____ DATA FOR THE TASK

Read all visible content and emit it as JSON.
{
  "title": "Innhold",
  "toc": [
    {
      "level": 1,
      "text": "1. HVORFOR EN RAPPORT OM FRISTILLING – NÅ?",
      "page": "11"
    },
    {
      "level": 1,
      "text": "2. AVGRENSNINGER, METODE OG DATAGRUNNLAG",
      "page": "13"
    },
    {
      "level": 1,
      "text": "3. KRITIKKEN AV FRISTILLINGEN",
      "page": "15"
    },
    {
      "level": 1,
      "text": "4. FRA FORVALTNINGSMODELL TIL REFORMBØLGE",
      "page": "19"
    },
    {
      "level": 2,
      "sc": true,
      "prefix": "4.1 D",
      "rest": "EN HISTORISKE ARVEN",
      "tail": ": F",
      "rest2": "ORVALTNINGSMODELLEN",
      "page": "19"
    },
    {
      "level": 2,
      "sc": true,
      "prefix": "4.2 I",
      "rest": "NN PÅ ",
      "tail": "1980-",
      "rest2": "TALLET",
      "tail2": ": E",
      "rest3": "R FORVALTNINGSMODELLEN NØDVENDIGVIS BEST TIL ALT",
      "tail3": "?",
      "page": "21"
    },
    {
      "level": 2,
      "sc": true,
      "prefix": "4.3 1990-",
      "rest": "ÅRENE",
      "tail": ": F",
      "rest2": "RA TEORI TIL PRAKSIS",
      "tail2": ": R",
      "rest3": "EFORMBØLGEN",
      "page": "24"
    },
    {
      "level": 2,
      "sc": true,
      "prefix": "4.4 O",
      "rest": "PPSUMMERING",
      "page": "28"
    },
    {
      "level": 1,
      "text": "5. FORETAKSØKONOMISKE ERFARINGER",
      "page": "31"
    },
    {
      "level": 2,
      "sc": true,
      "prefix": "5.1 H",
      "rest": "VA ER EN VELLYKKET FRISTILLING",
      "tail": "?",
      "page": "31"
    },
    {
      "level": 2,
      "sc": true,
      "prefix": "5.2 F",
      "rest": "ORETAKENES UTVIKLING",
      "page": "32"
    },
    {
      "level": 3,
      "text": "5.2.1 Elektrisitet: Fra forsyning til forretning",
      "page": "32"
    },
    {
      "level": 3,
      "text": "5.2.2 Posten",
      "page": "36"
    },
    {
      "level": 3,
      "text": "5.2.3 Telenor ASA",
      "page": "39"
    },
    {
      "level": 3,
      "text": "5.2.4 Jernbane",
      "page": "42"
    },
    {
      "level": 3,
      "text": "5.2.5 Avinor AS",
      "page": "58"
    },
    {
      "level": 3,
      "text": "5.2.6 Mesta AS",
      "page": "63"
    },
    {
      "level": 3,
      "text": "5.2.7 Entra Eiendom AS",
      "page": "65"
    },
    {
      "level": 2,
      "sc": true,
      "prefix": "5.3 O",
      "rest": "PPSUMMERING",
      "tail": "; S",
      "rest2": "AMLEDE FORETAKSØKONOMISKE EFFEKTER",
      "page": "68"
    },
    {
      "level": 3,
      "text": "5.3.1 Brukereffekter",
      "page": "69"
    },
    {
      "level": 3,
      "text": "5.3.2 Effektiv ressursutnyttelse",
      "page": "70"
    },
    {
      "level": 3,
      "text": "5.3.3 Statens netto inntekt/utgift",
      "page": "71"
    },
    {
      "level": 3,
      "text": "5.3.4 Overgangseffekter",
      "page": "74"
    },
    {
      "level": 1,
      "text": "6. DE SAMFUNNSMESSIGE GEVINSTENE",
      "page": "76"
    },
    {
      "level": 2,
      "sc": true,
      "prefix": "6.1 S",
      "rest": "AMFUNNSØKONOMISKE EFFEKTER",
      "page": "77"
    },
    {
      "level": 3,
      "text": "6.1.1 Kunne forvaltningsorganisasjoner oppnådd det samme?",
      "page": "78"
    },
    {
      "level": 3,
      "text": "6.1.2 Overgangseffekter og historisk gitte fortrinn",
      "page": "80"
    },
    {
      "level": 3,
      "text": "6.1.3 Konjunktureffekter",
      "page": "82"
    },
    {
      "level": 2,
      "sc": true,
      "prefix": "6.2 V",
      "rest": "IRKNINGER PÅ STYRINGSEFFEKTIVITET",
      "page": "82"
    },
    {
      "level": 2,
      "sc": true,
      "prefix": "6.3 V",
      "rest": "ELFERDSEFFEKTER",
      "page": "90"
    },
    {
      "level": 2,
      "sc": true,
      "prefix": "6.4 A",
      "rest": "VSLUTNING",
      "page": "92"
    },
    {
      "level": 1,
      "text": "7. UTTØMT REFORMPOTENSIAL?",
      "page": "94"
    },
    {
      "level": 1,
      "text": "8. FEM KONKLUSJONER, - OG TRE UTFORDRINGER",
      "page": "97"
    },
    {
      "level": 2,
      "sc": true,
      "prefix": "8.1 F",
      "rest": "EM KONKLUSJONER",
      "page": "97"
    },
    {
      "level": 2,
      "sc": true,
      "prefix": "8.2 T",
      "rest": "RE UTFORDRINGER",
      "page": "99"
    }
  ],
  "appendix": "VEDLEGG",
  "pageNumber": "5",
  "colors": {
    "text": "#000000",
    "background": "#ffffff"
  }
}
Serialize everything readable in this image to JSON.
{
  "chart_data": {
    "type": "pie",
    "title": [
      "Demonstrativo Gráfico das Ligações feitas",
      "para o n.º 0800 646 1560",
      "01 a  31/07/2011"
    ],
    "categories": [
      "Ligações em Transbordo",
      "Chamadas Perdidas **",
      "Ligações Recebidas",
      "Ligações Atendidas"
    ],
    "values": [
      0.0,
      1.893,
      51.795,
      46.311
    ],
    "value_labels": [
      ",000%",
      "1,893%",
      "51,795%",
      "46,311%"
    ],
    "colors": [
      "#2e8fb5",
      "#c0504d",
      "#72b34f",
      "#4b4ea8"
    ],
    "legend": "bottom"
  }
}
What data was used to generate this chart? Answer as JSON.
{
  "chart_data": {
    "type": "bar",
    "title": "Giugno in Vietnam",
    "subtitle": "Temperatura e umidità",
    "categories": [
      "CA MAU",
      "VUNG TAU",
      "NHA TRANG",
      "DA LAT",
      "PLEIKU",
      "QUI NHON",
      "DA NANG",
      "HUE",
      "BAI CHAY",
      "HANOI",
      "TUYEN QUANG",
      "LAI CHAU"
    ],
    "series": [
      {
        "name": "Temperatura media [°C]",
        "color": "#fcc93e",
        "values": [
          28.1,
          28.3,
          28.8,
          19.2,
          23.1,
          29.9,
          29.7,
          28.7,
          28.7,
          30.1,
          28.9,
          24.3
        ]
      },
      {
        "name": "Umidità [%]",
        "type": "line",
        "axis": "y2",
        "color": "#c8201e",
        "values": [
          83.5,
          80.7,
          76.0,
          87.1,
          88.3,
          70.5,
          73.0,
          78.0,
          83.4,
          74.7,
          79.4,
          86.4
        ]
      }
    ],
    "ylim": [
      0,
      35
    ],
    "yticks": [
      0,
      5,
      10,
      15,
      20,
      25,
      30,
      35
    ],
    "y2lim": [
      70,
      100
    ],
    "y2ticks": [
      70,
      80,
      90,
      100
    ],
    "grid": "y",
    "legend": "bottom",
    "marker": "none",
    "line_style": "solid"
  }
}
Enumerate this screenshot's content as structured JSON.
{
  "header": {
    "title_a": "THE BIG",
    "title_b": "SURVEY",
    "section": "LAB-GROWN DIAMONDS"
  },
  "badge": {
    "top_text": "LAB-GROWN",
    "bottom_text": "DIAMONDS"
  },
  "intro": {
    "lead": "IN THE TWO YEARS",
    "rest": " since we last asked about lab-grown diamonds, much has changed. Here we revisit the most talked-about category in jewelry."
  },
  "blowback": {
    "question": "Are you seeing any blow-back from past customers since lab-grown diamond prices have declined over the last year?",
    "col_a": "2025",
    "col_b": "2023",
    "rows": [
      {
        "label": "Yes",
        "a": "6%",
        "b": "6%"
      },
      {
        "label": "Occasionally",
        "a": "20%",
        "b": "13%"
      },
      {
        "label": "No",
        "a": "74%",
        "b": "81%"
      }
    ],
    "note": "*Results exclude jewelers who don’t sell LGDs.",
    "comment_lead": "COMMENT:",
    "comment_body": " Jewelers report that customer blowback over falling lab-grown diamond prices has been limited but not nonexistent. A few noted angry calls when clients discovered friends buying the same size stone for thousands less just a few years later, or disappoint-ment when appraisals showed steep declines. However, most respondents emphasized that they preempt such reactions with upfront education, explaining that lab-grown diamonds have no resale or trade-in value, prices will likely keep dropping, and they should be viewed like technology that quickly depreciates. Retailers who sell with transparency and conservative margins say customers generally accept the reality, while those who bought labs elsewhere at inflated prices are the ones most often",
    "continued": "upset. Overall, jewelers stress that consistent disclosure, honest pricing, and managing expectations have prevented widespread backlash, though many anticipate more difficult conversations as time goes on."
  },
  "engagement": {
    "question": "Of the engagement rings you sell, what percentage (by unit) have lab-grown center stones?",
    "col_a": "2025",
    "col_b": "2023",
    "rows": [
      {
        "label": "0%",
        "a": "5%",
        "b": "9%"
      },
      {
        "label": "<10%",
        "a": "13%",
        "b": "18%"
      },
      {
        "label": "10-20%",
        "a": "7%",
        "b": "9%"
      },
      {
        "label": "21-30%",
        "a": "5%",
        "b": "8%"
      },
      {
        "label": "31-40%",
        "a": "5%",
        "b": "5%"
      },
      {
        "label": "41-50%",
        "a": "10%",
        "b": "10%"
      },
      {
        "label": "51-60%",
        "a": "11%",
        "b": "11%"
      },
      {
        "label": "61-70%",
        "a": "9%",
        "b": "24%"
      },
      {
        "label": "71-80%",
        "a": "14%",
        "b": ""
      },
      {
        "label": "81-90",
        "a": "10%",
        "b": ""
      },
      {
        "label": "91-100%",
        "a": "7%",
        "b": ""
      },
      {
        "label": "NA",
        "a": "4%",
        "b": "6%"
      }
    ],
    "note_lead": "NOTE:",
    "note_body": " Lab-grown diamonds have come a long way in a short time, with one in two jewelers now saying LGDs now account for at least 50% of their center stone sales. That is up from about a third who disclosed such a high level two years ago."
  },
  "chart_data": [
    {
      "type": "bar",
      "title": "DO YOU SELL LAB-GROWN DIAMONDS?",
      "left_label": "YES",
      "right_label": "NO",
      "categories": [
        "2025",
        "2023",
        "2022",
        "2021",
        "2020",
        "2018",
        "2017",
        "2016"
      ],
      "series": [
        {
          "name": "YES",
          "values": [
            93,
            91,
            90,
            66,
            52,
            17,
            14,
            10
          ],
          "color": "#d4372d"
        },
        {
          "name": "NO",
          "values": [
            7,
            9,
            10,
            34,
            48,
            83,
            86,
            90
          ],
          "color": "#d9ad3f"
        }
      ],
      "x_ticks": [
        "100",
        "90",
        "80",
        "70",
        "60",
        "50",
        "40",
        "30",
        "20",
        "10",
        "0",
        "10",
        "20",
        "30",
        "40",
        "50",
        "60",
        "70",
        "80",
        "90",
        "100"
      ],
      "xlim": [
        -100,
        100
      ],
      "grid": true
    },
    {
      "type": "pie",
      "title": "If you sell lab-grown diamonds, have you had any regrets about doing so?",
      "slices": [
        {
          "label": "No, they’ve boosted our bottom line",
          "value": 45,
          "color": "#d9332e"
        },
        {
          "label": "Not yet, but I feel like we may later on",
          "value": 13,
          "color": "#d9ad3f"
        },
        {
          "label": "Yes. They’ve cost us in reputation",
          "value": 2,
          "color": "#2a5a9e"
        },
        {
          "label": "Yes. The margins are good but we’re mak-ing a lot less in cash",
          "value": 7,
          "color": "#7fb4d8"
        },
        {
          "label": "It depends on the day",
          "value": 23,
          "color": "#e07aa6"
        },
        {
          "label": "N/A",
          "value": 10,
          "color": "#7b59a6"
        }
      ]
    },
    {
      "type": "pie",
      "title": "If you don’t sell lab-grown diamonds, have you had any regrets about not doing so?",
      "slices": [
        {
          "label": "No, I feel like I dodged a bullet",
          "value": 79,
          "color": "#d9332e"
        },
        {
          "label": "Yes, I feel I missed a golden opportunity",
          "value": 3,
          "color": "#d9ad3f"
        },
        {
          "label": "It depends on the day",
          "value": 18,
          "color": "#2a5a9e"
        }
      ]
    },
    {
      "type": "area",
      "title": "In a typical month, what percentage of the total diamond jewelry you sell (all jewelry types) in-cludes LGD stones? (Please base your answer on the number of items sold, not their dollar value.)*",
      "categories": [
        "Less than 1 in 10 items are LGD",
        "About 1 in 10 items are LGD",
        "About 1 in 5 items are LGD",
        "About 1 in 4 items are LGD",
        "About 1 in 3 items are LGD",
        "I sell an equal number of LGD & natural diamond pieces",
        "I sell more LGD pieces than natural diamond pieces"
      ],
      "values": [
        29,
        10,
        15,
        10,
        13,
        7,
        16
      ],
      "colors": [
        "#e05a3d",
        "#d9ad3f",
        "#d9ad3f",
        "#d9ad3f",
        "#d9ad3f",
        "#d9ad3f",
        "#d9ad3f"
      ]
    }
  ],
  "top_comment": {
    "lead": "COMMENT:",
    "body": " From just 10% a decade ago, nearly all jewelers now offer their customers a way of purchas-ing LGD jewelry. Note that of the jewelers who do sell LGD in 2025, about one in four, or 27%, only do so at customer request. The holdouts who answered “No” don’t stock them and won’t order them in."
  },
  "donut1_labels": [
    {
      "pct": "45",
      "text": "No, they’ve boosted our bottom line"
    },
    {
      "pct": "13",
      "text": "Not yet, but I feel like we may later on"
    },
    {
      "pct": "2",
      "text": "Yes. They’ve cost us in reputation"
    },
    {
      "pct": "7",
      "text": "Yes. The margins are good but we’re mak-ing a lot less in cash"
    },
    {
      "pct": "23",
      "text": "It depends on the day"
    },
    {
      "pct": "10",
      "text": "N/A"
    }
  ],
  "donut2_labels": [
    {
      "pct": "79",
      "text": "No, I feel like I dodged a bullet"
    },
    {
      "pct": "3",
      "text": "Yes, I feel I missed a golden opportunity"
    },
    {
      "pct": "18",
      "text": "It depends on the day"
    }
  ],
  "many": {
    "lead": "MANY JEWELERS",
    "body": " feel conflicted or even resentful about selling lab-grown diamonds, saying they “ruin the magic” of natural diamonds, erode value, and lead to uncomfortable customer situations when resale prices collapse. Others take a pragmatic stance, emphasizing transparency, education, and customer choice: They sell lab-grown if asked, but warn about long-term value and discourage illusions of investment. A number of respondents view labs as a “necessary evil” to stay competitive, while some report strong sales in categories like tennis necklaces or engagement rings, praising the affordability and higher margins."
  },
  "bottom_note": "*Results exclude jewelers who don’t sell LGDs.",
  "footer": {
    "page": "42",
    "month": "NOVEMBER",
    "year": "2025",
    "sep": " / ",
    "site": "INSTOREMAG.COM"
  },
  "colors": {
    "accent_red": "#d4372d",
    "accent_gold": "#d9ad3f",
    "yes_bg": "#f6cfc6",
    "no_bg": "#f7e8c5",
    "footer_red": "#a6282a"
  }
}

________

List all lines holding the string "time".

• _RIGHT ANSWER_:
    "continued": "upset. Overall, jewelers stress that consistent disclosure, honest pricing, and managing expectations have prevented widespread backlash, though many anticipate more difficult conversations as time goes on."
    "note_body": " Lab-grown diamonds have come a long way in a short time, with one in two jewelers now saying LGDs now account for at least 50% of their center stone sales. That is up from about a third who disclosed such a high level two years ago."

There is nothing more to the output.